Exercise input:
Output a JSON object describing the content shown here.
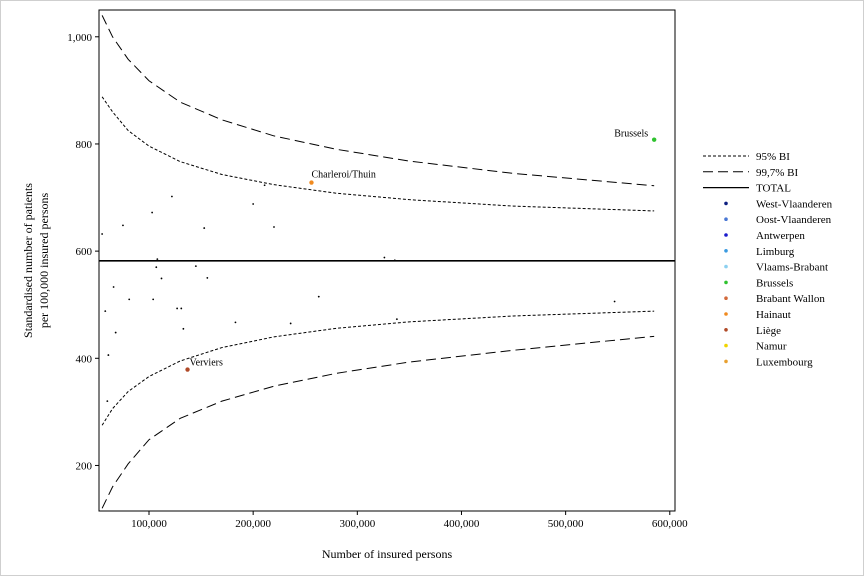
{
  "chart_data": {
    "type": "scatter",
    "xlabel": "Number of insured persons",
    "ylabel": [
      "Standardised number of patients",
      "per 100,000 insured persons"
    ],
    "xlim": [
      52000,
      605000
    ],
    "ylim": [
      115,
      1050
    ],
    "x_ticks": [
      100000,
      200000,
      300000,
      400000,
      500000,
      600000
    ],
    "x_tick_labels": [
      "100,000",
      "200,000",
      "300,000",
      "400,000",
      "500,000",
      "600,000"
    ],
    "y_ticks": [
      200,
      400,
      600,
      800,
      1000
    ],
    "y_tick_labels": [
      "200",
      "400",
      "600",
      "800",
      "1,000"
    ],
    "grid": false,
    "legend_position": "right",
    "total": 582,
    "reference_lines": [
      {
        "label": "95% BI",
        "style": "dotted",
        "upper": [
          [
            55000,
            888
          ],
          [
            65000,
            860
          ],
          [
            80000,
            825
          ],
          [
            100000,
            796
          ],
          [
            130000,
            767
          ],
          [
            170000,
            743
          ],
          [
            220000,
            724
          ],
          [
            280000,
            708
          ],
          [
            350000,
            696
          ],
          [
            450000,
            684
          ],
          [
            585000,
            675
          ]
        ],
        "lower": [
          [
            55000,
            275
          ],
          [
            65000,
            306
          ],
          [
            80000,
            338
          ],
          [
            100000,
            366
          ],
          [
            130000,
            395
          ],
          [
            170000,
            420
          ],
          [
            220000,
            440
          ],
          [
            280000,
            456
          ],
          [
            350000,
            468
          ],
          [
            450000,
            479
          ],
          [
            585000,
            488
          ]
        ]
      },
      {
        "label": "99,7% BI",
        "style": "dashed",
        "upper": [
          [
            55000,
            1040
          ],
          [
            65000,
            1000
          ],
          [
            80000,
            958
          ],
          [
            100000,
            918
          ],
          [
            130000,
            878
          ],
          [
            170000,
            845
          ],
          [
            220000,
            815
          ],
          [
            280000,
            790
          ],
          [
            350000,
            768
          ],
          [
            450000,
            745
          ],
          [
            585000,
            722
          ]
        ],
        "lower": [
          [
            55000,
            120
          ],
          [
            65000,
            160
          ],
          [
            80000,
            203
          ],
          [
            100000,
            248
          ],
          [
            130000,
            288
          ],
          [
            170000,
            320
          ],
          [
            220000,
            348
          ],
          [
            280000,
            372
          ],
          [
            350000,
            393
          ],
          [
            450000,
            415
          ],
          [
            585000,
            441
          ]
        ]
      }
    ],
    "series": [
      {
        "name": "West-Vlaanderen",
        "color": "#0d1f80",
        "values": []
      },
      {
        "name": "Oost-Vlaanderen",
        "color": "#4a78d4",
        "values": []
      },
      {
        "name": "Antwerpen",
        "color": "#1a1acc",
        "values": []
      },
      {
        "name": "Limburg",
        "color": "#3a9ae0",
        "values": []
      },
      {
        "name": "Vlaams-Brabant",
        "color": "#8cd0f0",
        "values": []
      },
      {
        "name": "Brussels",
        "color": "#2ec22e",
        "values": [
          [
            585000,
            808
          ]
        ]
      },
      {
        "name": "Brabant Wallon",
        "color": "#d26a3c",
        "values": []
      },
      {
        "name": "Hainaut",
        "color": "#f08a20",
        "values": [
          [
            256000,
            728
          ]
        ]
      },
      {
        "name": "Liège",
        "color": "#b04a28",
        "values": [
          [
            137000,
            379
          ]
        ]
      },
      {
        "name": "Namur",
        "color": "#f0d400",
        "values": []
      },
      {
        "name": "Luxembourg",
        "color": "#e8a030",
        "values": []
      }
    ],
    "other_points": [
      [
        55000,
        632
      ],
      [
        58000,
        488
      ],
      [
        60000,
        320
      ],
      [
        61000,
        406
      ],
      [
        66000,
        533
      ],
      [
        68000,
        448
      ],
      [
        75000,
        648
      ],
      [
        81000,
        510
      ],
      [
        103000,
        672
      ],
      [
        104000,
        510
      ],
      [
        107000,
        570
      ],
      [
        108000,
        585
      ],
      [
        112000,
        549
      ],
      [
        122000,
        702
      ],
      [
        127000,
        493
      ],
      [
        131000,
        493
      ],
      [
        133000,
        455
      ],
      [
        145000,
        572
      ],
      [
        153000,
        643
      ],
      [
        156000,
        550
      ],
      [
        183000,
        467
      ],
      [
        200000,
        688
      ],
      [
        211000,
        723
      ],
      [
        220000,
        645
      ],
      [
        236000,
        465
      ],
      [
        263000,
        515
      ],
      [
        326000,
        588
      ],
      [
        336000,
        583
      ],
      [
        338000,
        473
      ],
      [
        547000,
        506
      ]
    ],
    "annotations": [
      {
        "text": "Brussels",
        "x": 585000,
        "y": 808
      },
      {
        "text": "Charleroi/Thuin",
        "x": 256000,
        "y": 728
      },
      {
        "text": "Verviers",
        "x": 137000,
        "y": 379
      }
    ],
    "legend": [
      "95% BI",
      "99,7% BI",
      "TOTAL",
      "West-Vlaanderen",
      "Oost-Vlaanderen",
      "Antwerpen",
      "Limburg",
      "Vlaams-Brabant",
      "Brussels",
      "Brabant Wallon",
      "Hainaut",
      "Liège",
      "Namur",
      "Luxembourg"
    ]
  }
}
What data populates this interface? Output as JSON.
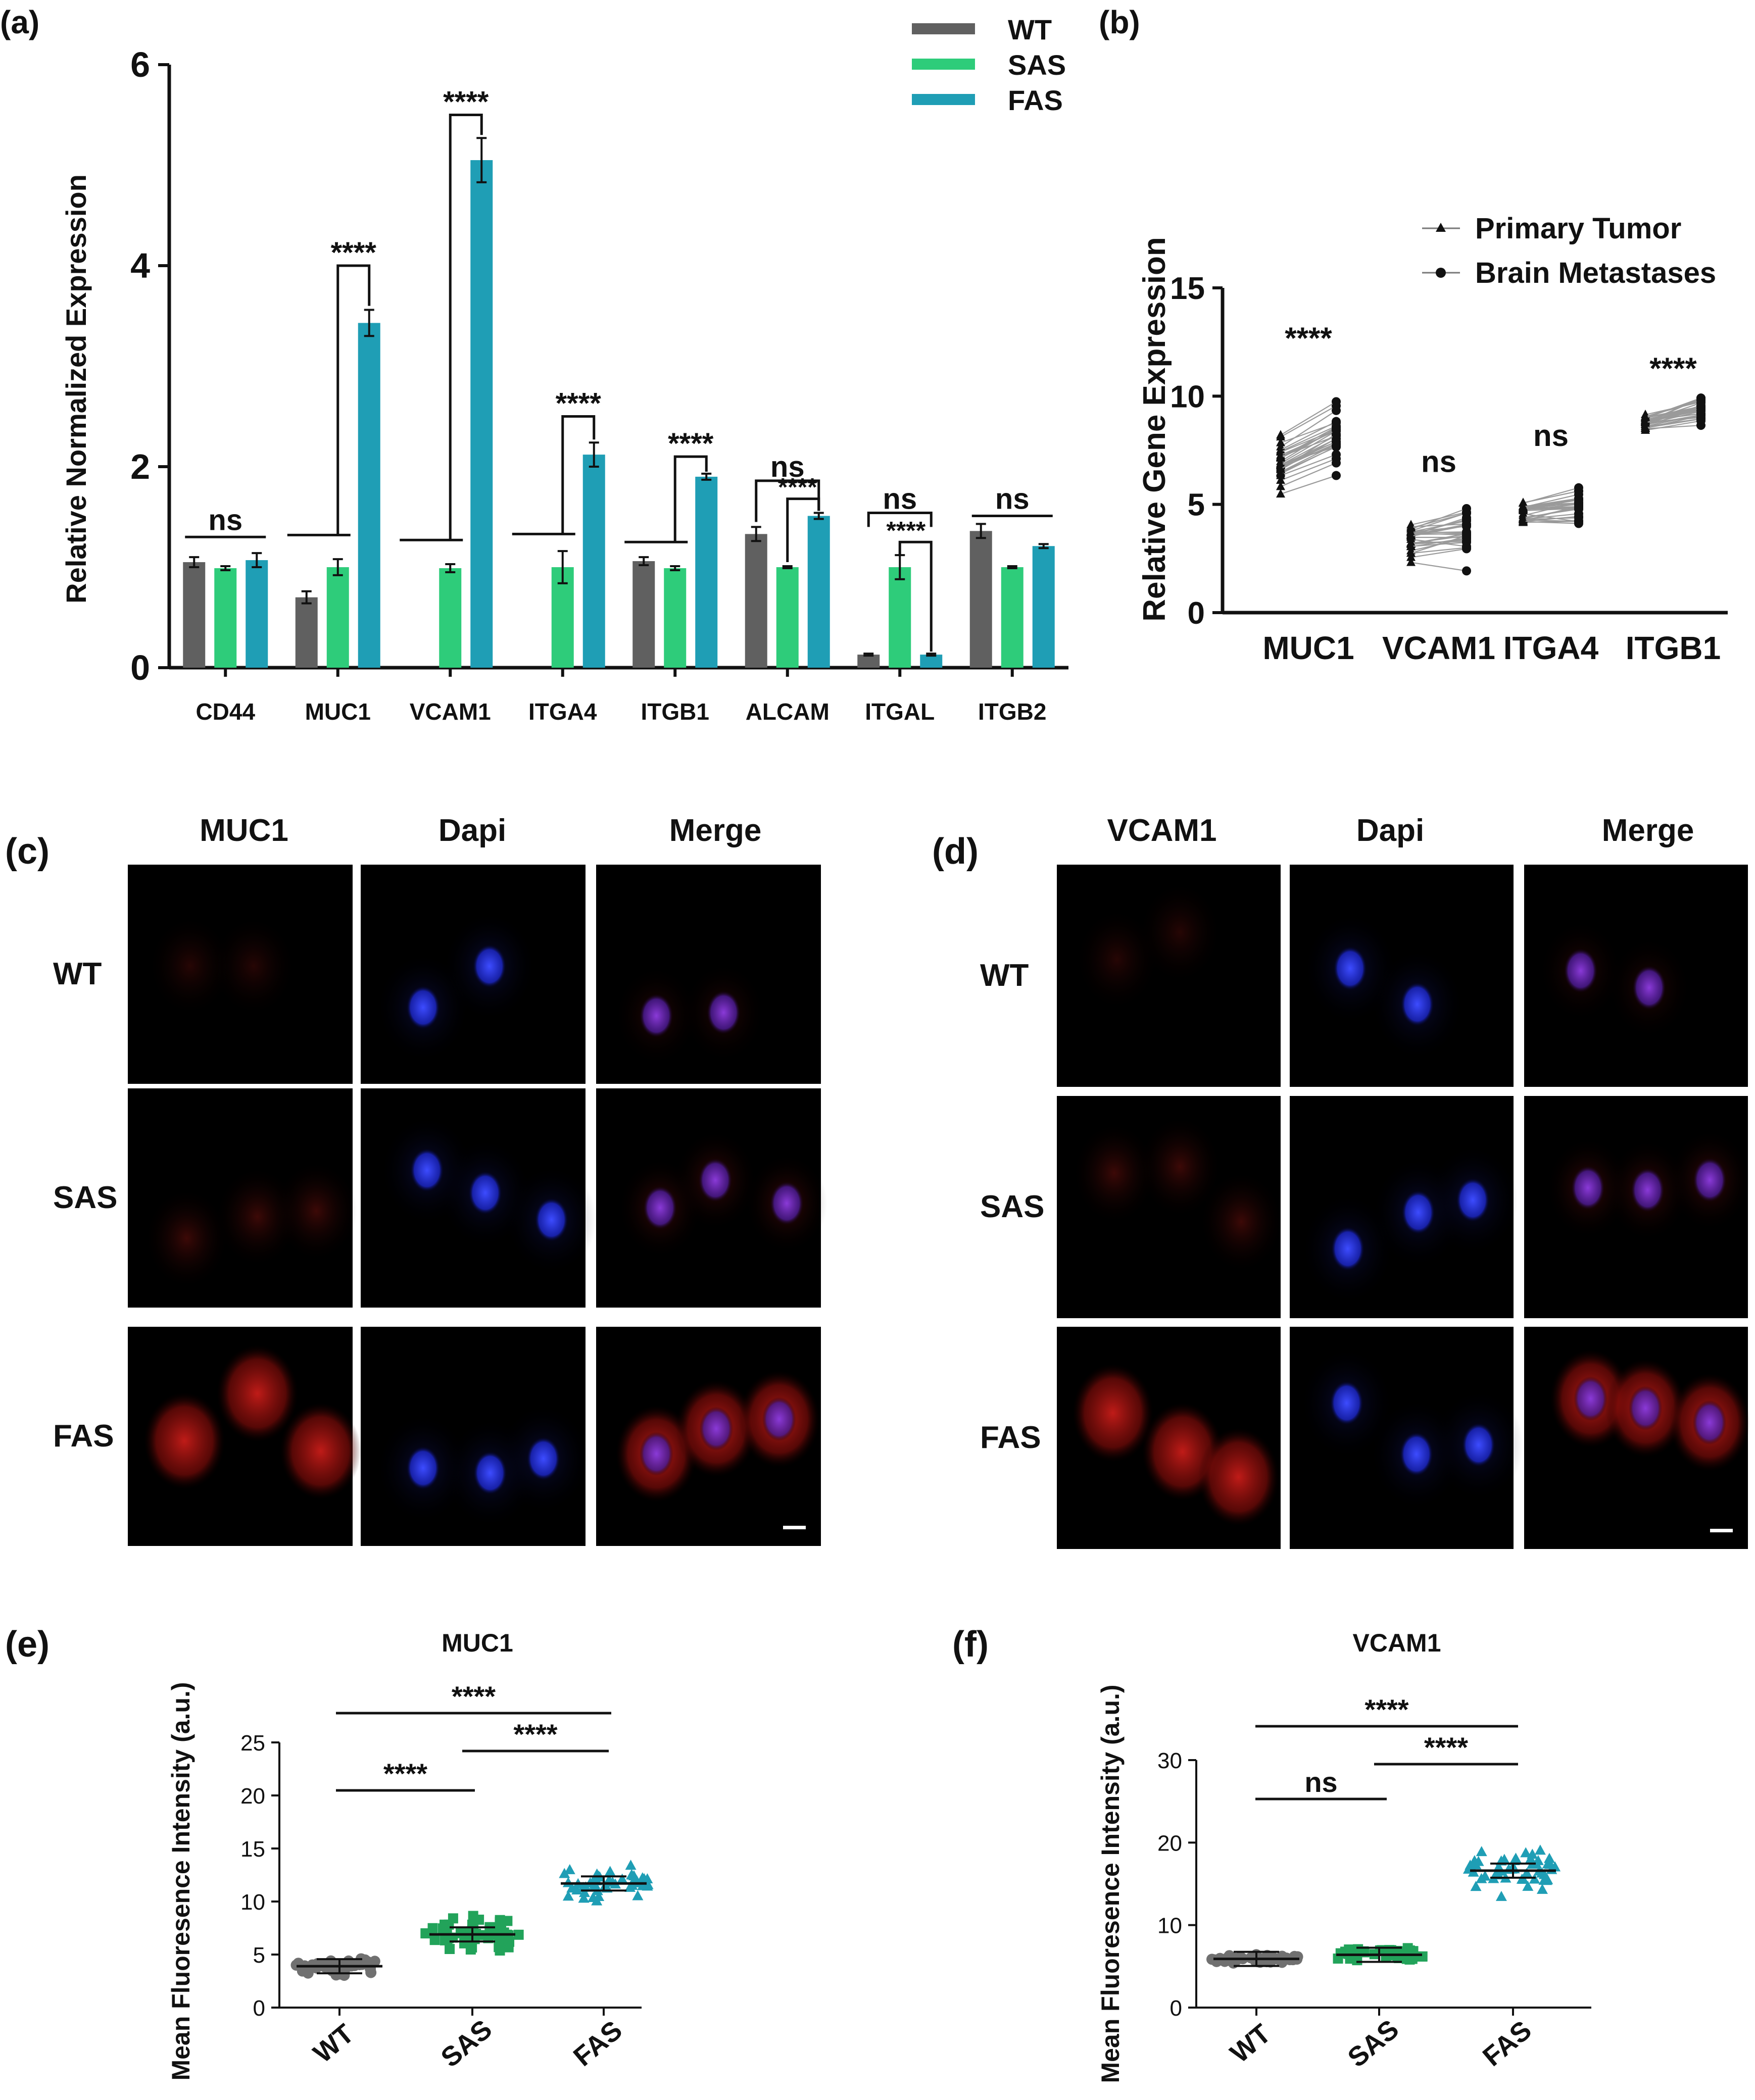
{
  "chart_data": [
    {
      "panel": "(a)",
      "type": "bar",
      "ylabel": "Relative Normalized Expression",
      "ylim": [
        0,
        6
      ],
      "yticks": [
        0,
        2,
        4,
        6
      ],
      "categories": [
        "CD44",
        "MUC1",
        "VCAM1",
        "ITGA4",
        "ITGB1",
        "ALCAM",
        "ITGAL",
        "ITGB2"
      ],
      "series": [
        {
          "name": "WT",
          "color": "#606060",
          "values": [
            1.05,
            0.7,
            null,
            null,
            1.06,
            1.33,
            0.13,
            1.36
          ],
          "errors": [
            0.05,
            0.06,
            0,
            0,
            0.04,
            0.07,
            0.01,
            0.07
          ]
        },
        {
          "name": "SAS",
          "color": "#2ecc7a",
          "values": [
            0.99,
            1.0,
            0.99,
            1.0,
            0.99,
            1.0,
            1.0,
            1.0
          ],
          "errors": [
            0.02,
            0.08,
            0.04,
            0.16,
            0.02,
            0.01,
            0.12,
            0.01
          ]
        },
        {
          "name": "FAS",
          "color": "#1f9eb5",
          "values": [
            1.07,
            3.43,
            5.05,
            2.12,
            1.9,
            1.51,
            0.13,
            1.21
          ],
          "errors": [
            0.07,
            0.13,
            0.22,
            0.12,
            0.03,
            0.03,
            0.01,
            0.02
          ]
        }
      ],
      "significance": [
        "ns",
        "****",
        "****",
        "****",
        "****",
        "ns",
        "****",
        "ns",
        "****",
        "ns"
      ]
    },
    {
      "panel": "(b)",
      "type": "scatter",
      "ylabel": "Relative Gene Expression",
      "ylim": [
        0,
        15
      ],
      "yticks": [
        0,
        5,
        10,
        15
      ],
      "categories": [
        "MUC1",
        "VCAM1",
        "ITGA4",
        "ITGB1"
      ],
      "legend": [
        "Primary Tumor",
        "Brain Metastases"
      ],
      "significance": [
        "****",
        "ns",
        "ns",
        "****"
      ],
      "means": [
        {
          "primary": 6.8,
          "brain": 8.0
        },
        {
          "primary": 3.4,
          "brain": 3.7
        },
        {
          "primary": 4.6,
          "brain": 4.9
        },
        {
          "primary": 8.8,
          "brain": 9.4
        }
      ]
    },
    {
      "panel": "(e)",
      "type": "scatter",
      "title": "MUC1",
      "ylabel": "Mean Fluoresence Intensity (a.u.)",
      "ylim": [
        0,
        25
      ],
      "yticks": [
        0,
        5,
        10,
        15,
        20,
        25
      ],
      "categories": [
        "WT",
        "SAS",
        "FAS"
      ],
      "means": [
        3.9,
        6.9,
        11.7
      ],
      "colors": [
        "#707070",
        "#22a35a",
        "#1f9eb5"
      ],
      "markers": [
        "circle",
        "square",
        "triangle"
      ],
      "significance": [
        "****",
        "****",
        "****"
      ]
    },
    {
      "panel": "(f)",
      "type": "scatter",
      "title": "VCAM1",
      "ylabel": "Mean Fluoresence Intensity (a.u.)",
      "ylim": [
        0,
        30
      ],
      "yticks": [
        0,
        10,
        20,
        30
      ],
      "categories": [
        "WT",
        "SAS",
        "FAS"
      ],
      "means": [
        5.9,
        6.4,
        16.6
      ],
      "colors": [
        "#707070",
        "#22a35a",
        "#1f9eb5"
      ],
      "markers": [
        "circle",
        "square",
        "triangle"
      ],
      "significance": [
        "****",
        "ns",
        "****"
      ]
    }
  ],
  "panels": {
    "a": "(a)",
    "b": "(b)",
    "c": "(c)",
    "d": "(d)",
    "e": "(e)",
    "f": "(f)"
  },
  "micrographs": {
    "c": {
      "columns": [
        "MUC1",
        "Dapi",
        "Merge"
      ],
      "rows": [
        "WT",
        "SAS",
        "FAS"
      ],
      "column_colors": [
        "#e8202a",
        "#4a6fd6",
        "#111111"
      ]
    },
    "d": {
      "columns": [
        "VCAM1",
        "Dapi",
        "Merge"
      ],
      "rows": [
        "WT",
        "SAS",
        "FAS"
      ],
      "column_colors": [
        "#e8202a",
        "#4a6fd6",
        "#111111"
      ]
    }
  }
}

Goal of the exercise: Copy all lines from the listing that contain "persons".

Answer to this exercise:
    "xlabel": "Number of insured persons",
      "per 100,000 insured persons"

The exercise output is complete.